─── Material for this task ───

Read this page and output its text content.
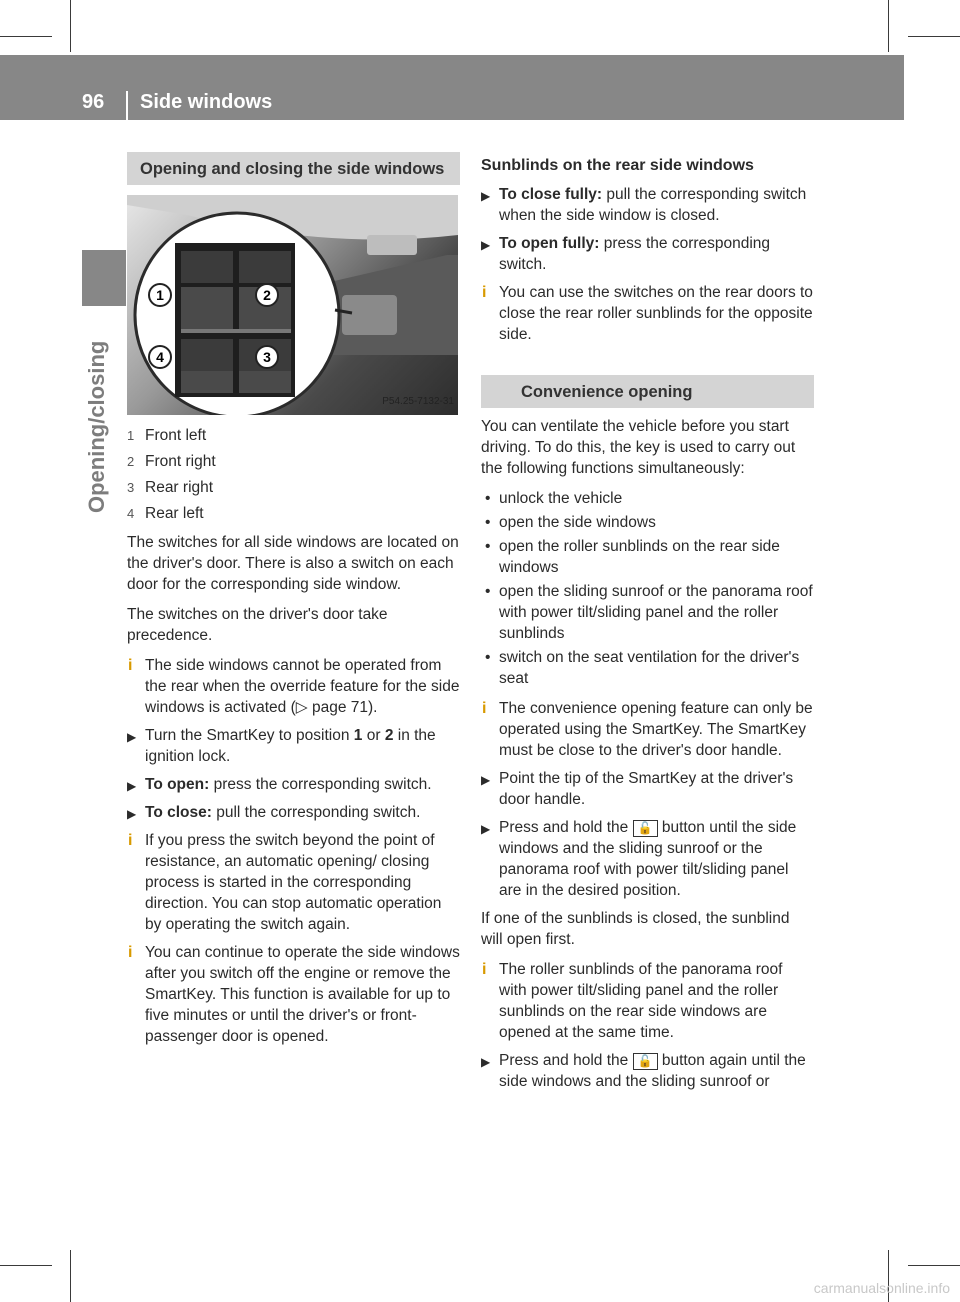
96 Side windows
Opening/closing
Opening and closing the side windows
1	2
3
4
P54.25-7132-31
1 Front left
2 Front right
3 Rear right
4 Rear left

The switches for all side windows are located on the driver's door. There is also a switch on each door for the corresponding side window.

The switches on the driver's door take precedence.

i The side windows cannot be operated from the rear when the override feature for the side windows is activated (▷ page 71).
▶ Turn the SmartKey to position 1 or 2 in the ignition lock.
▶ To open: press the corresponding switch.
▶ To close: pull the corresponding switch.
i If you press the switch beyond the point of resistance, an automatic opening/ closing process is started in the corresponding direction. You can stop automatic operation by operating the switch again.
i You can continue to operate the side windows after you switch off the engine or remove the SmartKey. This function is available for up to five minutes or until the driver's or front-passenger door is opened.
Sunblinds on the rear side windows
▶ To close fully: pull the corresponding switch when the side window is closed.
▶ To open fully: press the corresponding switch.
i You can use the switches on the rear doors to close the rear roller sunblinds for the opposite side.
Convenience opening

You can ventilate the vehicle before you start driving. To do this, the key is used to carry out the following functions simultaneously:

• unlock the vehicle
• open the side windows
• open the roller sunblinds on the rear side windows
• open the sliding sunroof or the panorama roof with power tilt/sliding panel and the roller sunblinds
• switch on the seat ventilation for the driver's seat
i The convenience opening feature can only be operated using the SmartKey. The SmartKey must be close to the driver's door handle.
▶ Point the tip of the SmartKey at the driver's door handle.
▶ Press and hold the 🔓 button until the side windows and the sliding sunroof or the panorama roof with power tilt/sliding panel are in the desired position.

If one of the sunblinds is closed, the sunblind will open first.

i The roller sunblinds of the panorama roof with power tilt/sliding panel and the roller sunblinds on the rear side windows are opened at the same time.
▶ Press and hold the 🔓 button again until the side windows and the sliding sunroof or
carmanualsonline.info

───

Task requirements -> Within the records above, how many lines include the word "when"? State the number by itself.

Final result -> 2